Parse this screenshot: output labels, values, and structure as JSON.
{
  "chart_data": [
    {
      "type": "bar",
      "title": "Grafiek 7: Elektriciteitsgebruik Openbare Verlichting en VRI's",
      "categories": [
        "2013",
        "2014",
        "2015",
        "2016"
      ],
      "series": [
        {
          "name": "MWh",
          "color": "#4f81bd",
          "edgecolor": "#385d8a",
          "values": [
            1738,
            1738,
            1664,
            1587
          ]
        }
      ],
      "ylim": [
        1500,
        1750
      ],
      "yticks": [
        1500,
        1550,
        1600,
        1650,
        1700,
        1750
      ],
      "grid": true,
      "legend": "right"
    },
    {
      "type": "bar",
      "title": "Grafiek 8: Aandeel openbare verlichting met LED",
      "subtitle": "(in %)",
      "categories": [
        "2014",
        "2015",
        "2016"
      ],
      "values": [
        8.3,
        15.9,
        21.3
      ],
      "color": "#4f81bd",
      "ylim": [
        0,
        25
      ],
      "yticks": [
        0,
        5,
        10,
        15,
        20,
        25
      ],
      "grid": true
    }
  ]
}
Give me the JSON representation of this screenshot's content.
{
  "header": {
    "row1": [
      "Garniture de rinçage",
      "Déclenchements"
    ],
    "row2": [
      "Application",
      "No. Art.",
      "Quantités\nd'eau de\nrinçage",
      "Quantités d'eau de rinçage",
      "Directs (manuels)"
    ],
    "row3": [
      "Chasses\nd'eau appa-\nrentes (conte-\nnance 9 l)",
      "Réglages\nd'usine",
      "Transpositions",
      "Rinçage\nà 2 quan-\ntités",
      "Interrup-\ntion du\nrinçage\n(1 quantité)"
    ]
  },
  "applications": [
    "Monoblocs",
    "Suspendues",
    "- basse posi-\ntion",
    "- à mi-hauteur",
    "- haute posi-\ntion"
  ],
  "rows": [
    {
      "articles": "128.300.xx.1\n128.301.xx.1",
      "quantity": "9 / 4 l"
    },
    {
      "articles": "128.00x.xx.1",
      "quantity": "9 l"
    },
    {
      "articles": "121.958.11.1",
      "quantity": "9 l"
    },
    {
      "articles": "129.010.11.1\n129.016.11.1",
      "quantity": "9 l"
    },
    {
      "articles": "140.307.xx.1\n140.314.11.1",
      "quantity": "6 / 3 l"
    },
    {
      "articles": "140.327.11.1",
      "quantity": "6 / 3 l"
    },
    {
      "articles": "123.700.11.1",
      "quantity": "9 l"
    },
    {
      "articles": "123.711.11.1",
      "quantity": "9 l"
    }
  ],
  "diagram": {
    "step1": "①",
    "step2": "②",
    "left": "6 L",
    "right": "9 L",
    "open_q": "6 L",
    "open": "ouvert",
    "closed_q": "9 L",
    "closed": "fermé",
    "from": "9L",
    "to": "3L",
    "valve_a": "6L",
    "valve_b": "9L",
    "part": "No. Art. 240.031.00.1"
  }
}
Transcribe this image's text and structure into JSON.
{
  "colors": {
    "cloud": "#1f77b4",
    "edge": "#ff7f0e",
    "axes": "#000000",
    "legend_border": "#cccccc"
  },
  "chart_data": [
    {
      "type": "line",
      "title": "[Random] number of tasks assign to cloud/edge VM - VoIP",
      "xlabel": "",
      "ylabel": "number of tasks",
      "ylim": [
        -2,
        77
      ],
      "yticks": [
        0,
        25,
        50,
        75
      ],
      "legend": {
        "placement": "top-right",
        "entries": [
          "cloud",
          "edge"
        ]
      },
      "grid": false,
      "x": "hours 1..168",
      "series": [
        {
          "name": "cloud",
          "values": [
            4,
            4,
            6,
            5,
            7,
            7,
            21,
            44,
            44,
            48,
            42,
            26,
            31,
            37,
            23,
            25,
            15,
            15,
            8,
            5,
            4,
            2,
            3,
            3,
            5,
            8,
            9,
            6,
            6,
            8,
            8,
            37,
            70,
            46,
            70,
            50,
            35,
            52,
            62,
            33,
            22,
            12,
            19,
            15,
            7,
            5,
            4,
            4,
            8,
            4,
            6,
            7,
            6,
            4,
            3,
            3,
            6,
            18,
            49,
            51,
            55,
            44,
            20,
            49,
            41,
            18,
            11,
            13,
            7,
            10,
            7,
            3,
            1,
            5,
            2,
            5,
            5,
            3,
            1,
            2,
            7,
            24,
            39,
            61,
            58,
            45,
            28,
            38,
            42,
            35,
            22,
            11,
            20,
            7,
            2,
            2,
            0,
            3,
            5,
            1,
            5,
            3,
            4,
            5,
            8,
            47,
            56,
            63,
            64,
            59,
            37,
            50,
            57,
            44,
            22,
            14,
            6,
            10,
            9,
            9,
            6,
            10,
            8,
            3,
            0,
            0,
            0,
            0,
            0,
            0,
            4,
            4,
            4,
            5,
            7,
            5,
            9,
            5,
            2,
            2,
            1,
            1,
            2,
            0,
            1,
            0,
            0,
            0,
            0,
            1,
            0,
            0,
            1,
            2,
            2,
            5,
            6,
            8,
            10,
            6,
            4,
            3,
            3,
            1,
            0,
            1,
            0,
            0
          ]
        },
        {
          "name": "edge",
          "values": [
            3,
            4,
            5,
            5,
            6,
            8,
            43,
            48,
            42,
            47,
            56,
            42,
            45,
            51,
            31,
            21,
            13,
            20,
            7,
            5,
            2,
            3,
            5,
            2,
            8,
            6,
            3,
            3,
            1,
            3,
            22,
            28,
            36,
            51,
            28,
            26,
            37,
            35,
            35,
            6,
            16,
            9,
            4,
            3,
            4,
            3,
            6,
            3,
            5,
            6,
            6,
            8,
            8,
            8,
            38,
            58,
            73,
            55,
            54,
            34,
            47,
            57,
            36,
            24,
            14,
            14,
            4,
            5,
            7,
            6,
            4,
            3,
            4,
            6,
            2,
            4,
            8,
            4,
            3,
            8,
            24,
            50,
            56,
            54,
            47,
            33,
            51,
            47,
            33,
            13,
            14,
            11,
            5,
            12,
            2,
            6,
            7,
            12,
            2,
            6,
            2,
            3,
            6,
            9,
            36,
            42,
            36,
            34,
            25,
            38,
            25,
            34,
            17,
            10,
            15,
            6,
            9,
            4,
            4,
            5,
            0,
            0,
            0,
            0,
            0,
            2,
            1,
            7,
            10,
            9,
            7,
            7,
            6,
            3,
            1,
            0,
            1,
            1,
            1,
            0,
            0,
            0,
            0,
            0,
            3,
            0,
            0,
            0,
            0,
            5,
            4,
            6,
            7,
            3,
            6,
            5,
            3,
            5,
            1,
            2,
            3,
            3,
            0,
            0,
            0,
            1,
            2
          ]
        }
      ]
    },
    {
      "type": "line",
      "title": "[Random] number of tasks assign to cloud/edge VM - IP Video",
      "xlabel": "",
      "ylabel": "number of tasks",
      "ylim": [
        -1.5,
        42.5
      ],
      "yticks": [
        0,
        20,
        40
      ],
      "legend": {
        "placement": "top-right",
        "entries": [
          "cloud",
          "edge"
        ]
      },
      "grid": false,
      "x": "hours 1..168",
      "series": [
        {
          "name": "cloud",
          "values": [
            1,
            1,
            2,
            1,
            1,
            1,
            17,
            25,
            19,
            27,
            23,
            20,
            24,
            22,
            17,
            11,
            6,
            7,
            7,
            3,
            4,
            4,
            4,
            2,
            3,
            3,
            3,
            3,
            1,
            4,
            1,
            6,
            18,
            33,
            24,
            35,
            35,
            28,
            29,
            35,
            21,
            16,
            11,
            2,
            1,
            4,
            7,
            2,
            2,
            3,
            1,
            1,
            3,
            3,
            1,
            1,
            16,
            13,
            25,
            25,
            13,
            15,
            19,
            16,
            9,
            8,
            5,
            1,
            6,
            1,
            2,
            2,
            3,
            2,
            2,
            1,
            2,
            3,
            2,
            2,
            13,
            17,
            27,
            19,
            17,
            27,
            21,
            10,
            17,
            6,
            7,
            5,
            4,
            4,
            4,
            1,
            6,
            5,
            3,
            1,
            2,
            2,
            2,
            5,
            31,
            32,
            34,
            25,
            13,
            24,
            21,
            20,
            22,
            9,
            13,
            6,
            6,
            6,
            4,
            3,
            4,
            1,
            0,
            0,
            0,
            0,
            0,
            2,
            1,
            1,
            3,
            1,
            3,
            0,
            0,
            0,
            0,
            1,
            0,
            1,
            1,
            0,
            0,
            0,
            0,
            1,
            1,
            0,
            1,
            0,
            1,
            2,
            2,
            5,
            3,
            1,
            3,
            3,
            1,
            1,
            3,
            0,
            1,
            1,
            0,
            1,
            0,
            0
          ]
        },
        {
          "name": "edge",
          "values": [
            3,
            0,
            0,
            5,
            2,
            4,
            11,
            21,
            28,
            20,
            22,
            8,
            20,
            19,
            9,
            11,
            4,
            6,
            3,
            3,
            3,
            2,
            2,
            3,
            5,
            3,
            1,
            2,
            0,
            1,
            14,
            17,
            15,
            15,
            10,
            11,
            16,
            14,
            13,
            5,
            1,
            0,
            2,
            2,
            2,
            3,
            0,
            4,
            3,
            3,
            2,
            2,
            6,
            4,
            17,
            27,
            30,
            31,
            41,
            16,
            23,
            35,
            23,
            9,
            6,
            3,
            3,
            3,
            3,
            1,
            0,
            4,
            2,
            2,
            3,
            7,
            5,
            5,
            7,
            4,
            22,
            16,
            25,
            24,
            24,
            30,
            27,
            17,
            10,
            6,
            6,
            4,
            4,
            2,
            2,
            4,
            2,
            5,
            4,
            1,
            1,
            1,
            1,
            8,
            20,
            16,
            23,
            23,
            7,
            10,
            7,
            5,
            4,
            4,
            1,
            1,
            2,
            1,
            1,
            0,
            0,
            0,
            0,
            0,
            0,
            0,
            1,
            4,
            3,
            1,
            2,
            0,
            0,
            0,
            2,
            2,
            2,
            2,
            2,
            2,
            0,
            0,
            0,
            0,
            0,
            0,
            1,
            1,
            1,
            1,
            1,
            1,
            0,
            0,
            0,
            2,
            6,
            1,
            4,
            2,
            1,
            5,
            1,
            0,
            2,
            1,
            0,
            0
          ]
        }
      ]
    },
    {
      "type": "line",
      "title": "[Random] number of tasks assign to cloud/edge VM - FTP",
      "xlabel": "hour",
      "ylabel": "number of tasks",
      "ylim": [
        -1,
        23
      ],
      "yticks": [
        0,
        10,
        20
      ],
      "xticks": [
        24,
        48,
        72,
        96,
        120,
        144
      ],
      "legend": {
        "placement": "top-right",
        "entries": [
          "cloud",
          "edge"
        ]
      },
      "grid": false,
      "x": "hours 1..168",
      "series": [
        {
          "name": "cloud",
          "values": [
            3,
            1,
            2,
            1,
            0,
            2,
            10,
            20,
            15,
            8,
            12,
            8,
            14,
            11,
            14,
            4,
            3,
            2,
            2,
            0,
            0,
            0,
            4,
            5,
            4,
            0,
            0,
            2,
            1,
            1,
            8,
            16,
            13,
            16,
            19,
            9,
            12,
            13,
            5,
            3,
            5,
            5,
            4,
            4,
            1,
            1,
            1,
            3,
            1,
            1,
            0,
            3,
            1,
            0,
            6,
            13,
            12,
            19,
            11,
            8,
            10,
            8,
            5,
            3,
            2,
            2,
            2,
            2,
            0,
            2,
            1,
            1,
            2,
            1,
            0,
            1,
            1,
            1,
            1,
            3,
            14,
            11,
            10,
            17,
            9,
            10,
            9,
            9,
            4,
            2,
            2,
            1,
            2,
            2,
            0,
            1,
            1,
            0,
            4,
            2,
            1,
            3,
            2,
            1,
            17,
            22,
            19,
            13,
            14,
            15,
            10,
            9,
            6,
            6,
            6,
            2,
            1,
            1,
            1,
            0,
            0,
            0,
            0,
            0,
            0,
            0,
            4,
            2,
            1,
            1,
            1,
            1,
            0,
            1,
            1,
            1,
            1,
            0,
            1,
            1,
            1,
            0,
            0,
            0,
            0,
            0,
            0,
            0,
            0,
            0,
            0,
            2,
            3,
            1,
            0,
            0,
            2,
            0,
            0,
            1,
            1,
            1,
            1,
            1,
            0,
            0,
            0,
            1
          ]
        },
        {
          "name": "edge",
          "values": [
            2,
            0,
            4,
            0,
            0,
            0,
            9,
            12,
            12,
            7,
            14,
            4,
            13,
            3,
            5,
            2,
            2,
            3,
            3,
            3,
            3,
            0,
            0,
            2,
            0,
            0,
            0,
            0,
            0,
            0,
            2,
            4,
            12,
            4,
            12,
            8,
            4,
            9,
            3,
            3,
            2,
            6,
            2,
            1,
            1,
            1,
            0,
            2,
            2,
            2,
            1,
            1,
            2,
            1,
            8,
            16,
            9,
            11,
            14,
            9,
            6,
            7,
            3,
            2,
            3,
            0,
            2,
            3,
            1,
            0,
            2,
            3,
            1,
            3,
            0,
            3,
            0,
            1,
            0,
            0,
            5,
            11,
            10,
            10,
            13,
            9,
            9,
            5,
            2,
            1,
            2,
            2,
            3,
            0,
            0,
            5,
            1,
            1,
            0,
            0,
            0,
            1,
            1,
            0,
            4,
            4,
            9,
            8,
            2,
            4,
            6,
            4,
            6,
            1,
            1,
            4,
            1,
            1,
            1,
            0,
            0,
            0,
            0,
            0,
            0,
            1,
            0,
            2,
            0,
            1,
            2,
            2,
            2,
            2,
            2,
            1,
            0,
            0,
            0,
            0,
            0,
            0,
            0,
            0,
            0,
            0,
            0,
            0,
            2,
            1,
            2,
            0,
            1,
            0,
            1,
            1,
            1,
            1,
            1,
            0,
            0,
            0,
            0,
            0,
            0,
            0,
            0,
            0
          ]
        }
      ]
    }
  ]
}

- _Task details_: Collect each line above holding the string "ntion".

- _Response to the exercise_:
      "Interrup-\ntion du\nrinçage\n(1 quantité)"
    "- basse posi-\ntion",
    "- haute posi-\ntion"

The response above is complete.